Aim of the exercise =
Give the entries again, word for word.

• • • • •

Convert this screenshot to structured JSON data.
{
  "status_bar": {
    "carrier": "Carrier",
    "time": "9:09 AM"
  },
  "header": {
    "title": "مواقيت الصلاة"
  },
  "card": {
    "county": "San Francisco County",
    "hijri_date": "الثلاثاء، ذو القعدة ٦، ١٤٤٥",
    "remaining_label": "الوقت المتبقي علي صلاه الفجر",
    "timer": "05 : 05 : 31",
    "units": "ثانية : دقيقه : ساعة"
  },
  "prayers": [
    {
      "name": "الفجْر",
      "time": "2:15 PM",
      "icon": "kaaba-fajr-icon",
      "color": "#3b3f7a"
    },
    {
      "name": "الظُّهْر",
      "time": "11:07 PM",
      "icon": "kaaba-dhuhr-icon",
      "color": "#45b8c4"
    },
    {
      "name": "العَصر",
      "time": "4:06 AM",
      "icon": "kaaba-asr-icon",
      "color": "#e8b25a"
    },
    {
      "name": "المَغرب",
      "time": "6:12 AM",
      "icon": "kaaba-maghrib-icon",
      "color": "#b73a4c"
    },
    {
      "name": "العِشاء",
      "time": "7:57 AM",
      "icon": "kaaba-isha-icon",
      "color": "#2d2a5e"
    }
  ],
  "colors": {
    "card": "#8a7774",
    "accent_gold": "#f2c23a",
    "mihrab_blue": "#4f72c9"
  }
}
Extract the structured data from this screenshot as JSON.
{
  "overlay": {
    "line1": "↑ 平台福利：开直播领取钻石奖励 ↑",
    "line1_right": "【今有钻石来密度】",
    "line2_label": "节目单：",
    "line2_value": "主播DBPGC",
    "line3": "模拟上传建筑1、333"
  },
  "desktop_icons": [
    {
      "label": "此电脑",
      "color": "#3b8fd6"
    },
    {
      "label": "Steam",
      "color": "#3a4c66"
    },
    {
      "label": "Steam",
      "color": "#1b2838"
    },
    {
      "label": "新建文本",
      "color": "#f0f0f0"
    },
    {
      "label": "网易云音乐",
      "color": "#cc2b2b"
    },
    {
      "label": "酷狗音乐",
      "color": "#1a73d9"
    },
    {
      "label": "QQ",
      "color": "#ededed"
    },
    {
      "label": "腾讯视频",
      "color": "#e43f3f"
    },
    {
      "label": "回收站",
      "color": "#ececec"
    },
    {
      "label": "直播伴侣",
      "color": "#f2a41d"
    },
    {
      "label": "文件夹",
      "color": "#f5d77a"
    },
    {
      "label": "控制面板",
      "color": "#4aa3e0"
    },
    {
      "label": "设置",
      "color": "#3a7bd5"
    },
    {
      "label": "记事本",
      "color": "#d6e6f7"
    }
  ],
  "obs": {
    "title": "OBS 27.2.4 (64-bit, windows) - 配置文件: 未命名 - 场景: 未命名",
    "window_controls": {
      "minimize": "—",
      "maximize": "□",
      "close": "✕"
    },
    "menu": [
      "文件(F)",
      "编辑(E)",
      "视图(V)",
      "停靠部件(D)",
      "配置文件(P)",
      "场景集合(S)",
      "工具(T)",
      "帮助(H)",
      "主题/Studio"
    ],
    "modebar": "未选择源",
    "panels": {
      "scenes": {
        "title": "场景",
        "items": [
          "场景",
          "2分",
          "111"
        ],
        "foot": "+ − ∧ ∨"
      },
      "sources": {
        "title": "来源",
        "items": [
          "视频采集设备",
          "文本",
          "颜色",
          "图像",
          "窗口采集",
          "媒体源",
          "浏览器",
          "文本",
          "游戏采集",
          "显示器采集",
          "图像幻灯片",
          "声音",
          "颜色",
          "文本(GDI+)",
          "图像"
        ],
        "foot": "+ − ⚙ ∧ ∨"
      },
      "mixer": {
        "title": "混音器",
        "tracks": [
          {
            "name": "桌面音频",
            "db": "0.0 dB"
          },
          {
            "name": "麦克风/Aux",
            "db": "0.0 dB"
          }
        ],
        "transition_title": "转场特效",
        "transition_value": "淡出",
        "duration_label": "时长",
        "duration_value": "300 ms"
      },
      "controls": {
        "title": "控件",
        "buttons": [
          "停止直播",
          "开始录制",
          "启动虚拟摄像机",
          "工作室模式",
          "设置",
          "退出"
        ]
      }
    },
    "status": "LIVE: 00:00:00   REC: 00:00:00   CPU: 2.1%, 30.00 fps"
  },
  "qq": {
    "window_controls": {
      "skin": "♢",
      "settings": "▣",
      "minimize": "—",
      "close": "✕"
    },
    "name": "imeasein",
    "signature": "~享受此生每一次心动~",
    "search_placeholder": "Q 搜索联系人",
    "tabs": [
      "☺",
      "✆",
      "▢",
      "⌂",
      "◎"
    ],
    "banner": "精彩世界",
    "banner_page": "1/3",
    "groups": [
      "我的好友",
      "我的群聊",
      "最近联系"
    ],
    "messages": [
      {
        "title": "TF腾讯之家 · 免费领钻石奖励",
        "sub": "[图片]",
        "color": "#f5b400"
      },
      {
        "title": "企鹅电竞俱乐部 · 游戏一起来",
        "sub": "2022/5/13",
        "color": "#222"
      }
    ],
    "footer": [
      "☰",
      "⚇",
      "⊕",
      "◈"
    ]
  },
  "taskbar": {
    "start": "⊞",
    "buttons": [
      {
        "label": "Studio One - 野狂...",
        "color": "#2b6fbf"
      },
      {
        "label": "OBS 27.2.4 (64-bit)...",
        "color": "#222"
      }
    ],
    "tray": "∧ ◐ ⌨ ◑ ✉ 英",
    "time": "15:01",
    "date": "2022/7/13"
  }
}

• • • • •

Task answer =
Convert this screenshot to structured JSON data.
{
  "status_bar": {
    "carrier": "Carrier",
    "time": "9:09 AM"
  },
  "header": {
    "title": "مواقيت الصلاة"
  },
  "card": {
    "county": "San Francisco County",
    "hijri_date": "الثلاثاء، ذو القعدة ٦، ١٤٤٥",
    "remaining_label": "الوقت المتبقي علي صلاه الفجر",
    "timer": "05 : 05 : 31",
    "units": "ثانية : دقيقه : ساعة"
  },
  "prayers": [
    {
      "name": "الفجْر",
      "time": "2:15 PM",
      "icon": "kaaba-fajr-icon",
      "color": "#3b3f7a"
    },
    {
      "name": "الظُّهْر",
      "time": "11:07 PM",
      "icon": "kaaba-dhuhr-icon",
      "color": "#45b8c4"
    },
    {
      "name": "العَصر",
      "time": "4:06 AM",
      "icon": "kaaba-asr-icon",
      "color": "#e8b25a"
    },
    {
      "name": "المَغرب",
      "time": "6:12 AM",
      "icon": "kaaba-maghrib-icon",
      "color": "#b73a4c"
    },
    {
      "name": "العِشاء",
      "time": "7:57 AM",
      "icon": "kaaba-isha-icon",
      "color": "#2d2a5e"
    }
  ],
  "colors": {
    "card": "#8a7774",
    "accent_gold": "#f2c23a",
    "mihrab_blue": "#4f72c9"
  }
}
Extract the structured data from this screenshot as JSON.
{
  "overlay": {
    "line1": "↑ 平台福利：开直播领取钻石奖励 ↑",
    "line1_right": "【今有钻石来密度】",
    "line2_label": "节目单：",
    "line2_value": "主播DBPGC",
    "line3": "模拟上传建筑1、333"
  },
  "desktop_icons": [
    {
      "label": "此电脑",
      "color": "#3b8fd6"
    },
    {
      "label": "Steam",
      "color": "#3a4c66"
    },
    {
      "label": "Steam",
      "color": "#1b2838"
    },
    {
      "label": "新建文本",
      "color": "#f0f0f0"
    },
    {
      "label": "网易云音乐",
      "color": "#cc2b2b"
    },
    {
      "label": "酷狗音乐",
      "color": "#1a73d9"
    },
    {
      "label": "QQ",
      "color": "#ededed"
    },
    {
      "label": "腾讯视频",
      "color": "#e43f3f"
    },
    {
      "label": "回收站",
      "color": "#ececec"
    },
    {
      "label": "直播伴侣",
      "color": "#f2a41d"
    },
    {
      "label": "文件夹",
      "color": "#f5d77a"
    },
    {
      "label": "控制面板",
      "color": "#4aa3e0"
    },
    {
      "label": "设置",
      "color": "#3a7bd5"
    },
    {
      "label": "记事本",
      "color": "#d6e6f7"
    }
  ],
  "obs": {
    "title": "OBS 27.2.4 (64-bit, windows) - 配置文件: 未命名 - 场景: 未命名",
    "window_controls": {
      "minimize": "—",
      "maximize": "□",
      "close": "✕"
    },
    "menu": [
      "文件(F)",
      "编辑(E)",
      "视图(V)",
      "停靠部件(D)",
      "配置文件(P)",
      "场景集合(S)",
      "工具(T)",
      "帮助(H)",
      "主题/Studio"
    ],
    "modebar": "未选择源",
    "panels": {
      "scenes": {
        "title": "场景",
        "items": [
          "场景",
          "2分",
          "111"
        ],
        "foot": "+ − ∧ ∨"
      },
      "sources": {
        "title": "来源",
        "items": [
          "视频采集设备",
          "文本",
          "颜色",
          "图像",
          "窗口采集",
          "媒体源",
          "浏览器",
          "文本",
          "游戏采集",
          "显示器采集",
          "图像幻灯片",
          "声音",
          "颜色",
          "文本(GDI+)",
          "图像"
        ],
        "foot": "+ − ⚙ ∧ ∨"
      },
      "mixer": {
        "title": "混音器",
        "tracks": [
          {
            "name": "桌面音频",
            "db": "0.0 dB"
          },
          {
            "name": "麦克风/Aux",
            "db": "0.0 dB"
          }
        ],
        "transition_title": "转场特效",
        "transition_value": "淡出",
        "duration_label": "时长",
        "duration_value": "300 ms"
      },
      "controls": {
        "title": "控件",
        "buttons": [
          "停止直播",
          "开始录制",
          "启动虚拟摄像机",
          "工作室模式",
          "设置",
          "退出"
        ]
      }
    },
    "status": "LIVE: 00:00:00   REC: 00:00:00   CPU: 2.1%, 30.00 fps"
  },
  "qq": {
    "window_controls": {
      "skin": "♢",
      "settings": "▣",
      "minimize": "—",
      "close": "✕"
    },
    "name": "imeasein",
    "signature": "~享受此生每一次心动~",
    "search_placeholder": "Q 搜索联系人",
    "tabs": [
      "☺",
      "✆",
      "▢",
      "⌂",
      "◎"
    ],
    "banner": "精彩世界",
    "banner_page": "1/3",
    "groups": [
      "我的好友",
      "我的群聊",
      "最近联系"
    ],
    "messages": [
      {
        "title": "TF腾讯之家 · 免费领钻石奖励",
        "sub": "[图片]",
        "color": "#f5b400"
      },
      {
        "title": "企鹅电竞俱乐部 · 游戏一起来",
        "sub": "2022/5/13",
        "color": "#222"
      }
    ],
    "footer": [
      "☰",
      "⚇",
      "⊕",
      "◈"
    ]
  },
  "taskbar": {
    "start": "⊞",
    "buttons": [
      {
        "label": "Studio One - 野狂...",
        "color": "#2b6fbf"
      },
      {
        "label": "OBS 27.2.4 (64-bit)...",
        "color": "#222"
      }
    ],
    "tray": "∧ ◐ ⌨ ◑ ✉ 英",
    "time": "15:01",
    "date": "2022/7/13"
  }
}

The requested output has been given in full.